* BEGIN INPUT DATA *

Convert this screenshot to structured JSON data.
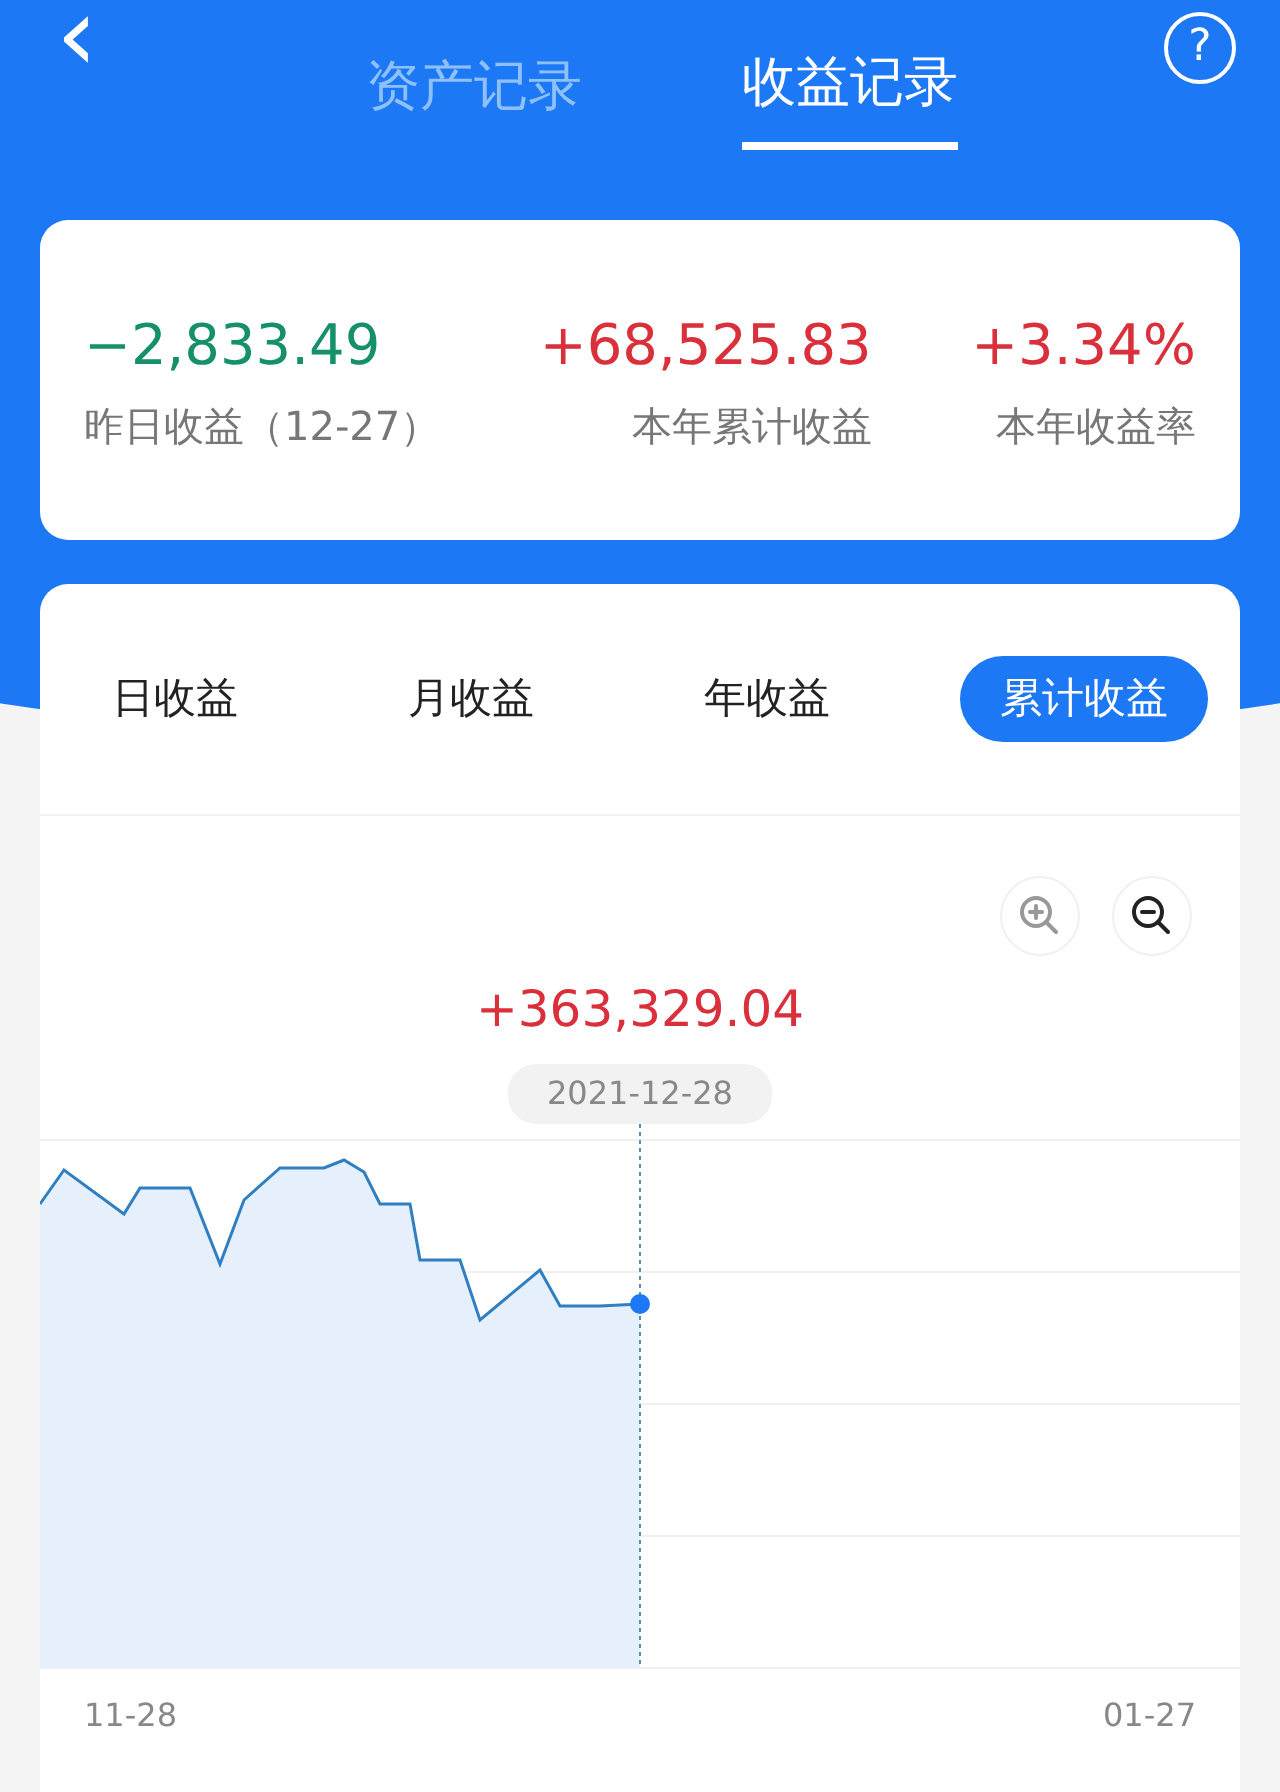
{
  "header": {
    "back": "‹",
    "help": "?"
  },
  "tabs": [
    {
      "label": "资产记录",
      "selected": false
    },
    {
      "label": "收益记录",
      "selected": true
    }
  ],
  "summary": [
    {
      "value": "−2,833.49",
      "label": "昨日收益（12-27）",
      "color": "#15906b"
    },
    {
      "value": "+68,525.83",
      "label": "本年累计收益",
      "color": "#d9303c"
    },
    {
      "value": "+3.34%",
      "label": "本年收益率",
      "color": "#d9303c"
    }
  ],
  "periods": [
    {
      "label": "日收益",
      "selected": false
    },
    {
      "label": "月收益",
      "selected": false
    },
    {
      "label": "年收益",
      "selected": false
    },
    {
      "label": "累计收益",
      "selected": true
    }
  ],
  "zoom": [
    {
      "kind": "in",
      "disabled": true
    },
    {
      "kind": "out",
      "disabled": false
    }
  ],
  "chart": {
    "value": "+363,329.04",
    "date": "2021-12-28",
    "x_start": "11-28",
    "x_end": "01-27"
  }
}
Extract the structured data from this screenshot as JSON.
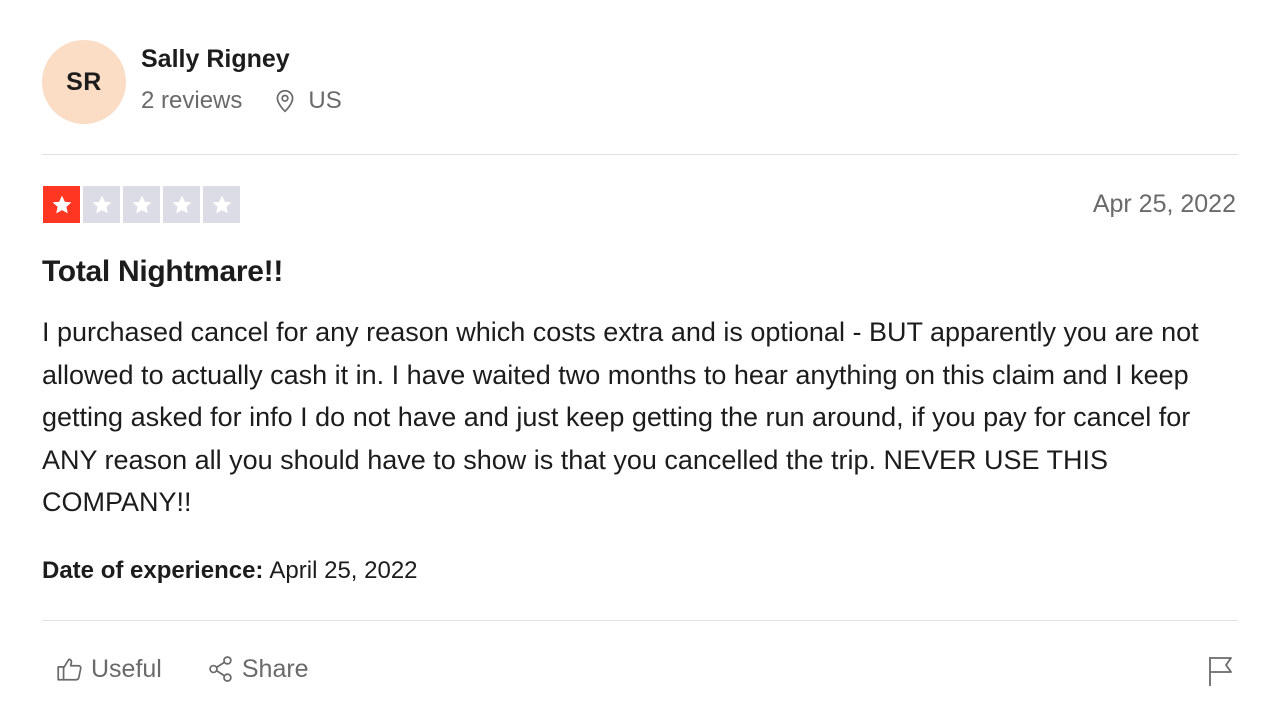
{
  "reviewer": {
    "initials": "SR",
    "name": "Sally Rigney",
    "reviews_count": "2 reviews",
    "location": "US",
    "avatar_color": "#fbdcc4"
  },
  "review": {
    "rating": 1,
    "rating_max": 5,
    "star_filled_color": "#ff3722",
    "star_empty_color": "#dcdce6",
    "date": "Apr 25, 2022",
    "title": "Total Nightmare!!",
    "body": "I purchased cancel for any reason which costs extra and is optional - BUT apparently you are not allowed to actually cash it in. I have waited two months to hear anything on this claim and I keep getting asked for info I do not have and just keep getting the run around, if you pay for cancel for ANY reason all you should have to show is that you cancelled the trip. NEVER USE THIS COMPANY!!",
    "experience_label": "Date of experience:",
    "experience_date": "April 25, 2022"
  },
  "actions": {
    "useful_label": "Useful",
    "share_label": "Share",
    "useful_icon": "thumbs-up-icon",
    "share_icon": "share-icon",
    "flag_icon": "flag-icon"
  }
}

* END INPUT DATA *

REQUIRED WORK:
Every entry above is to be set down exactly; the pictures are to be left out.

EXERCISE RESULT:
Convert this screenshot to structured JSON data.
{
  "header": {
    "back": "‹",
    "help": "?"
  },
  "tabs": [
    {
      "label": "资产记录",
      "selected": false
    },
    {
      "label": "收益记录",
      "selected": true
    }
  ],
  "summary": [
    {
      "value": "−2,833.49",
      "label": "昨日收益（12-27）",
      "color": "#15906b"
    },
    {
      "value": "+68,525.83",
      "label": "本年累计收益",
      "color": "#d9303c"
    },
    {
      "value": "+3.34%",
      "label": "本年收益率",
      "color": "#d9303c"
    }
  ],
  "periods": [
    {
      "label": "日收益",
      "selected": false
    },
    {
      "label": "月收益",
      "selected": false
    },
    {
      "label": "年收益",
      "selected": false
    },
    {
      "label": "累计收益",
      "selected": true
    }
  ],
  "zoom": [
    {
      "kind": "in",
      "disabled": true
    },
    {
      "kind": "out",
      "disabled": false
    }
  ],
  "chart": {
    "value": "+363,329.04",
    "date": "2021-12-28",
    "x_start": "11-28",
    "x_end": "01-27"
  }
}
Extract the structured data from this screenshot as JSON.
{
  "reviewer": {
    "initials": "SR",
    "name": "Sally Rigney",
    "reviews_count": "2 reviews",
    "location": "US",
    "avatar_color": "#fbdcc4"
  },
  "review": {
    "rating": 1,
    "rating_max": 5,
    "star_filled_color": "#ff3722",
    "star_empty_color": "#dcdce6",
    "date": "Apr 25, 2022",
    "title": "Total Nightmare!!",
    "body": "I purchased cancel for any reason which costs extra and is optional - BUT apparently you are not allowed to actually cash it in. I have waited two months to hear anything on this claim and I keep getting asked for info I do not have and just keep getting the run around, if you pay for cancel for ANY reason all you should have to show is that you cancelled the trip. NEVER USE THIS COMPANY!!",
    "experience_label": "Date of experience:",
    "experience_date": "April 25, 2022"
  },
  "actions": {
    "useful_label": "Useful",
    "share_label": "Share",
    "useful_icon": "thumbs-up-icon",
    "share_icon": "share-icon",
    "flag_icon": "flag-icon"
  }
}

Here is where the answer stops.